## EXERCISE DETAILS
Keep only the lines of the listing that include the word "JSON", and copy them.

## RECORDS
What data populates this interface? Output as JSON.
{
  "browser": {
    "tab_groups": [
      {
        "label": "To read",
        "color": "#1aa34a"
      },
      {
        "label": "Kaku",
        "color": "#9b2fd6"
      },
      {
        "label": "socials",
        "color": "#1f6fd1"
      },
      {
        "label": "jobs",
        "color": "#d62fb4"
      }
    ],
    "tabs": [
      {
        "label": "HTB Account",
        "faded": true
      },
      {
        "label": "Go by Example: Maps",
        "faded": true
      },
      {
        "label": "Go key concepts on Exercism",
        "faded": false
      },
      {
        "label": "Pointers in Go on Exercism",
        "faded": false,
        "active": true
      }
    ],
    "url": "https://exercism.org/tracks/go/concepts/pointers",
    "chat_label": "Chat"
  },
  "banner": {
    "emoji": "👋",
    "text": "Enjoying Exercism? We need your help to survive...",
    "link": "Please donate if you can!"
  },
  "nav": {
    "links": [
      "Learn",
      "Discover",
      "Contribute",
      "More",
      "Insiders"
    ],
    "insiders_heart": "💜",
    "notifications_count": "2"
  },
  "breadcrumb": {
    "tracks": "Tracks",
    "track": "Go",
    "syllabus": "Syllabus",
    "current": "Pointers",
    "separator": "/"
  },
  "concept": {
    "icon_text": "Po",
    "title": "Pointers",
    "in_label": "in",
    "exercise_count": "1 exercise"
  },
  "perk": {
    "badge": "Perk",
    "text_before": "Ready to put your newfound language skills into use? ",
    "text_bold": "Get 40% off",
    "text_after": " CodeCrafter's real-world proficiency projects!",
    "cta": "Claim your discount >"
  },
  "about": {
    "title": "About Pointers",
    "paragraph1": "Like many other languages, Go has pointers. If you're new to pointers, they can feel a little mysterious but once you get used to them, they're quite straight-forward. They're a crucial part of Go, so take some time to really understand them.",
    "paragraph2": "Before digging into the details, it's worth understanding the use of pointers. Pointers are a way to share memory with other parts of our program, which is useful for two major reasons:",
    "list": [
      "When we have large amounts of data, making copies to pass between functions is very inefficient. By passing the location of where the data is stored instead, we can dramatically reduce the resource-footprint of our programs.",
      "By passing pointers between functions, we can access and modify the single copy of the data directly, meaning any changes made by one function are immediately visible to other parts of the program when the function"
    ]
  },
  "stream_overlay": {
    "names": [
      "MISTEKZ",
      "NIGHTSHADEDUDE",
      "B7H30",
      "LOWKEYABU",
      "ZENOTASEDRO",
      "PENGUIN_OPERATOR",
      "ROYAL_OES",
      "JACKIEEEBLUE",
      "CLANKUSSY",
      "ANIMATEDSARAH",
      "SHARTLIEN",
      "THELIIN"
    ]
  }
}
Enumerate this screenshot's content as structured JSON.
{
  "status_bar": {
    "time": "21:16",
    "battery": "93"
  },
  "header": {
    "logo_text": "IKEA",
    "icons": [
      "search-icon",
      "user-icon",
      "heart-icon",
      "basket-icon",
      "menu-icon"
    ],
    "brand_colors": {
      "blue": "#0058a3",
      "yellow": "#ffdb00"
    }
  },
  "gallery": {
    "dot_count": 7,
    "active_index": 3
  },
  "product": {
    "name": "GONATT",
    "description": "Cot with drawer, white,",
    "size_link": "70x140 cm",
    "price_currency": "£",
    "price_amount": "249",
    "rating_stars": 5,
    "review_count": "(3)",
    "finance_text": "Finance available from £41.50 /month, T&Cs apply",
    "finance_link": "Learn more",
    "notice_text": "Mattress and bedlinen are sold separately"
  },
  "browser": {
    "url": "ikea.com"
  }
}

## RESULT FOR THIS TASK
What data populates this interface? Output as JSON.
Enumerate this screenshot's content as structured JSON.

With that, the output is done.